◆ **Supplied information**
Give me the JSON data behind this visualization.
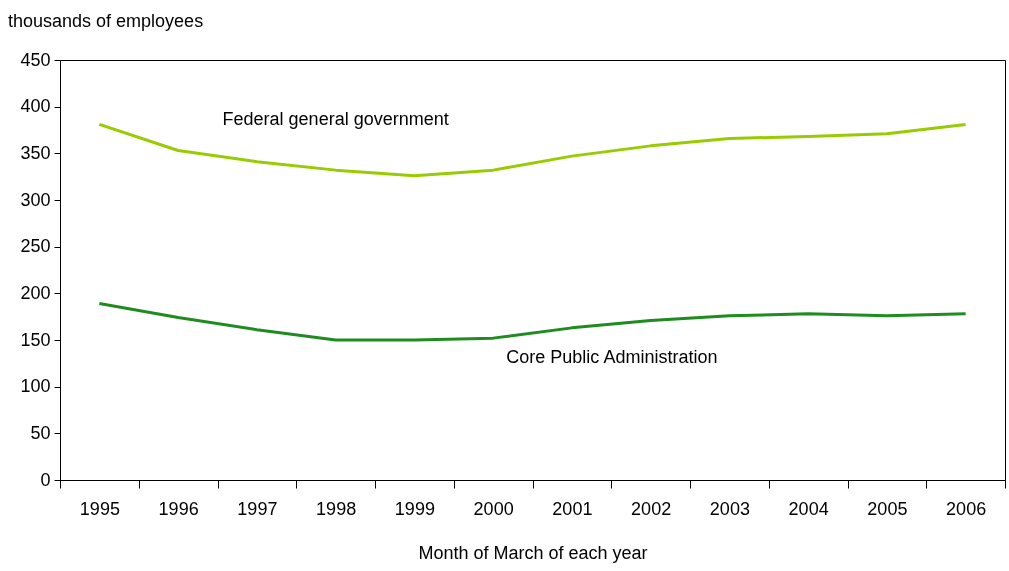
{
  "chart_data": {
    "type": "line",
    "ylabel": "thousands of employees",
    "xlabel": "Month of March of each year",
    "categories": [
      "1995",
      "1996",
      "1997",
      "1998",
      "1999",
      "2000",
      "2001",
      "2002",
      "2003",
      "2004",
      "2005",
      "2006"
    ],
    "series": [
      {
        "name": "Federal general government",
        "color": "#99cc00",
        "values": [
          381,
          353,
          341,
          332,
          326,
          332,
          347,
          358,
          366,
          368,
          371,
          381
        ]
      },
      {
        "name": "Core Public Administration",
        "color": "#1e8c1e",
        "values": [
          189,
          174,
          161,
          150,
          150,
          152,
          163,
          171,
          176,
          178,
          176,
          178
        ]
      }
    ],
    "ylim": [
      0,
      450
    ],
    "yticks": [
      0,
      50,
      100,
      150,
      200,
      250,
      300,
      350,
      400,
      450
    ],
    "grid": false,
    "legend": false,
    "marker": "none",
    "line_style": "solid"
  }
}
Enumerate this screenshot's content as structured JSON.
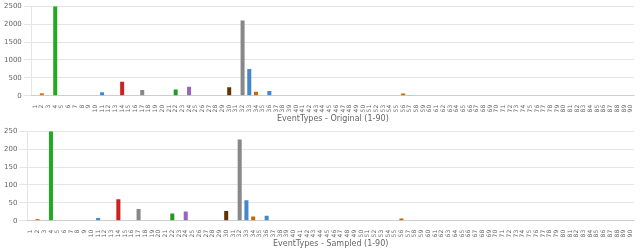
{
  "chart_data": [
    {
      "type": "bar",
      "x_label": "EventTypes - Original (1-90)",
      "categories": [
        "1",
        "2",
        "3",
        "4",
        "5",
        "6",
        "7",
        "8",
        "9",
        "10",
        "11",
        "12",
        "13",
        "14",
        "15",
        "16",
        "17",
        "18",
        "19",
        "20",
        "21",
        "22",
        "23",
        "24",
        "25",
        "26",
        "27",
        "28",
        "29",
        "30",
        "31",
        "32",
        "33",
        "34",
        "35",
        "36",
        "37",
        "38",
        "39",
        "40",
        "41",
        "42",
        "43",
        "44",
        "45",
        "46",
        "47",
        "48",
        "49",
        "50",
        "51",
        "52",
        "53",
        "54",
        "55",
        "56",
        "57",
        "58",
        "59",
        "60",
        "61",
        "62",
        "63",
        "64",
        "65",
        "66",
        "67",
        "68",
        "69",
        "70",
        "71",
        "72",
        "73",
        "74",
        "75",
        "76",
        "77",
        "78",
        "79",
        "80",
        "81",
        "82",
        "83",
        "84",
        "85",
        "86",
        "87",
        "88",
        "89",
        "90"
      ],
      "values": [
        0,
        70,
        0,
        2500,
        0,
        0,
        0,
        0,
        0,
        0,
        100,
        0,
        0,
        390,
        0,
        0,
        160,
        0,
        0,
        0,
        0,
        175,
        0,
        250,
        0,
        0,
        0,
        0,
        0,
        240,
        0,
        2100,
        750,
        110,
        0,
        130,
        0,
        0,
        0,
        0,
        0,
        0,
        0,
        0,
        0,
        0,
        0,
        0,
        0,
        0,
        0,
        0,
        0,
        0,
        0,
        60,
        5,
        0,
        0,
        0,
        0,
        0,
        0,
        0,
        0,
        0,
        0,
        0,
        0,
        0,
        0,
        0,
        0,
        0,
        0,
        0,
        0,
        0,
        0,
        0,
        0,
        0,
        0,
        0,
        0,
        0,
        0,
        0,
        0,
        0
      ],
      "colors": [
        "#bbbbbb",
        "#e07020",
        "#bbbbbb",
        "#22aa22",
        "#bbbbbb",
        "#bbbbbb",
        "#bbbbbb",
        "#bbbbbb",
        "#bbbbbb",
        "#bbbbbb",
        "#4488cc",
        "#bbbbbb",
        "#bbbbbb",
        "#cc2222",
        "#bbbbbb",
        "#bbbbbb",
        "#888888",
        "#bbbbbb",
        "#bbbbbb",
        "#bbbbbb",
        "#bbbbbb",
        "#229922",
        "#bbbbbb",
        "#9966bb",
        "#bbbbbb",
        "#bbbbbb",
        "#bbbbbb",
        "#bbbbbb",
        "#bbbbbb",
        "#663300",
        "#bbbbbb",
        "#888888",
        "#4488cc",
        "#cc6600",
        "#bbbbbb",
        "#4488cc",
        "#bbbbbb",
        "#bbbbbb",
        "#bbbbbb",
        "#bbbbbb",
        "#bbbbbb",
        "#bbbbbb",
        "#bbbbbb",
        "#bbbbbb",
        "#bbbbbb",
        "#bbbbbb",
        "#bbbbbb",
        "#bbbbbb",
        "#bbbbbb",
        "#bbbbbb",
        "#bbbbbb",
        "#bbbbbb",
        "#bbbbbb",
        "#bbbbbb",
        "#bbbbbb",
        "#cc6600",
        "#e07020",
        "#bbbbbb",
        "#bbbbbb",
        "#bbbbbb",
        "#bbbbbb",
        "#bbbbbb",
        "#bbbbbb",
        "#bbbbbb",
        "#bbbbbb",
        "#bbbbbb",
        "#bbbbbb",
        "#bbbbbb",
        "#bbbbbb",
        "#bbbbbb",
        "#bbbbbb",
        "#bbbbbb",
        "#bbbbbb",
        "#bbbbbb",
        "#bbbbbb",
        "#bbbbbb",
        "#bbbbbb",
        "#bbbbbb",
        "#bbbbbb",
        "#bbbbbb",
        "#bbbbbb",
        "#bbbbbb",
        "#bbbbbb",
        "#bbbbbb",
        "#bbbbbb",
        "#bbbbbb",
        "#bbbbbb",
        "#bbbbbb",
        "#bbbbbb",
        "#bbbbbb"
      ],
      "ylim": [
        0,
        2500
      ],
      "yticks": [
        0,
        500,
        1000,
        1500,
        2000,
        2500
      ],
      "grid": true
    },
    {
      "type": "bar",
      "x_label": "EventTypes - Sampled (1-90)",
      "categories": [
        "1",
        "2",
        "3",
        "4",
        "5",
        "6",
        "7",
        "8",
        "9",
        "10",
        "11",
        "12",
        "13",
        "14",
        "15",
        "16",
        "17",
        "18",
        "19",
        "20",
        "21",
        "22",
        "23",
        "24",
        "25",
        "26",
        "27",
        "28",
        "29",
        "30",
        "31",
        "32",
        "33",
        "34",
        "35",
        "36",
        "37",
        "38",
        "39",
        "40",
        "41",
        "42",
        "43",
        "44",
        "45",
        "46",
        "47",
        "48",
        "49",
        "50",
        "51",
        "52",
        "53",
        "54",
        "55",
        "56",
        "57",
        "58",
        "59",
        "60",
        "61",
        "62",
        "63",
        "64",
        "65",
        "66",
        "67",
        "68",
        "69",
        "70",
        "71",
        "72",
        "73",
        "74",
        "75",
        "76",
        "77",
        "78",
        "79",
        "80",
        "81",
        "82",
        "83",
        "84",
        "85",
        "86",
        "87",
        "88",
        "89",
        "90"
      ],
      "values": [
        0,
        5,
        0,
        250,
        0,
        0,
        0,
        0,
        0,
        0,
        8,
        0,
        0,
        60,
        0,
        0,
        33,
        0,
        0,
        0,
        0,
        20,
        0,
        26,
        0,
        0,
        0,
        0,
        0,
        27,
        0,
        227,
        57,
        12,
        0,
        14,
        0,
        0,
        0,
        0,
        0,
        0,
        0,
        0,
        0,
        0,
        0,
        0,
        0,
        0,
        0,
        0,
        0,
        0,
        0,
        6,
        0,
        0,
        0,
        0,
        0,
        0,
        0,
        0,
        0,
        0,
        0,
        0,
        0,
        0,
        0,
        0,
        0,
        0,
        0,
        0,
        0,
        0,
        0,
        0,
        0,
        0,
        0,
        0,
        0,
        0,
        0,
        0,
        0,
        0
      ],
      "colors": [
        "#bbbbbb",
        "#e07020",
        "#bbbbbb",
        "#22aa22",
        "#bbbbbb",
        "#bbbbbb",
        "#bbbbbb",
        "#bbbbbb",
        "#bbbbbb",
        "#bbbbbb",
        "#4488cc",
        "#bbbbbb",
        "#bbbbbb",
        "#cc2222",
        "#bbbbbb",
        "#bbbbbb",
        "#888888",
        "#bbbbbb",
        "#bbbbbb",
        "#bbbbbb",
        "#bbbbbb",
        "#229922",
        "#bbbbbb",
        "#9966bb",
        "#bbbbbb",
        "#bbbbbb",
        "#bbbbbb",
        "#bbbbbb",
        "#bbbbbb",
        "#663300",
        "#bbbbbb",
        "#888888",
        "#4488cc",
        "#cc6600",
        "#bbbbbb",
        "#4488cc",
        "#bbbbbb",
        "#bbbbbb",
        "#bbbbbb",
        "#bbbbbb",
        "#bbbbbb",
        "#bbbbbb",
        "#bbbbbb",
        "#bbbbbb",
        "#bbbbbb",
        "#bbbbbb",
        "#bbbbbb",
        "#bbbbbb",
        "#bbbbbb",
        "#bbbbbb",
        "#bbbbbb",
        "#bbbbbb",
        "#bbbbbb",
        "#bbbbbb",
        "#bbbbbb",
        "#cc6600",
        "#e07020",
        "#bbbbbb",
        "#bbbbbb",
        "#bbbbbb",
        "#bbbbbb",
        "#bbbbbb",
        "#bbbbbb",
        "#bbbbbb",
        "#bbbbbb",
        "#bbbbbb",
        "#bbbbbb",
        "#bbbbbb",
        "#bbbbbb",
        "#bbbbbb",
        "#bbbbbb",
        "#bbbbbb",
        "#bbbbbb",
        "#bbbbbb",
        "#bbbbbb",
        "#bbbbbb",
        "#bbbbbb",
        "#bbbbbb",
        "#bbbbbb",
        "#bbbbbb",
        "#bbbbbb",
        "#bbbbbb",
        "#bbbbbb",
        "#bbbbbb",
        "#bbbbbb",
        "#bbbbbb",
        "#bbbbbb",
        "#bbbbbb",
        "#bbbbbb",
        "#bbbbbb"
      ],
      "ylim": [
        0,
        250
      ],
      "yticks": [
        0,
        50,
        100,
        150,
        200,
        250
      ],
      "grid": true
    }
  ]
}
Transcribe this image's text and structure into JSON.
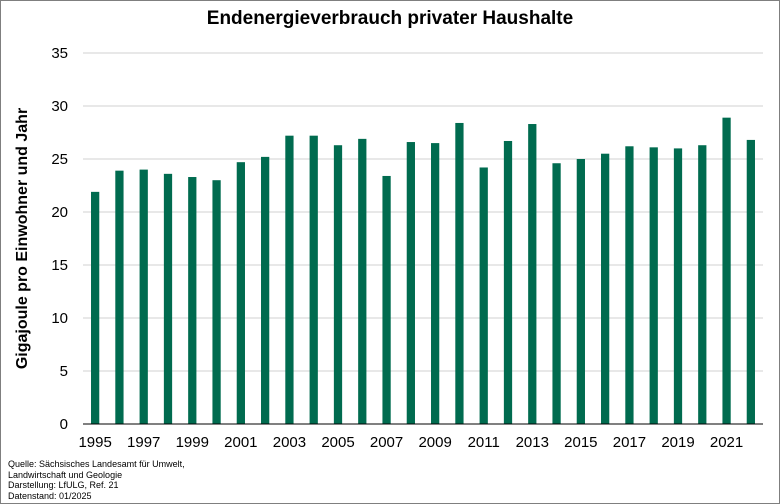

◆ **Stated task**
Every line of the records that includes the word "this" should be gathered.

◆ **Task result**
Give me the JSON data behind this visualization.
Enumerate this screenshot's content as structured JSON.
Transcribe this image's text and structure into JSON.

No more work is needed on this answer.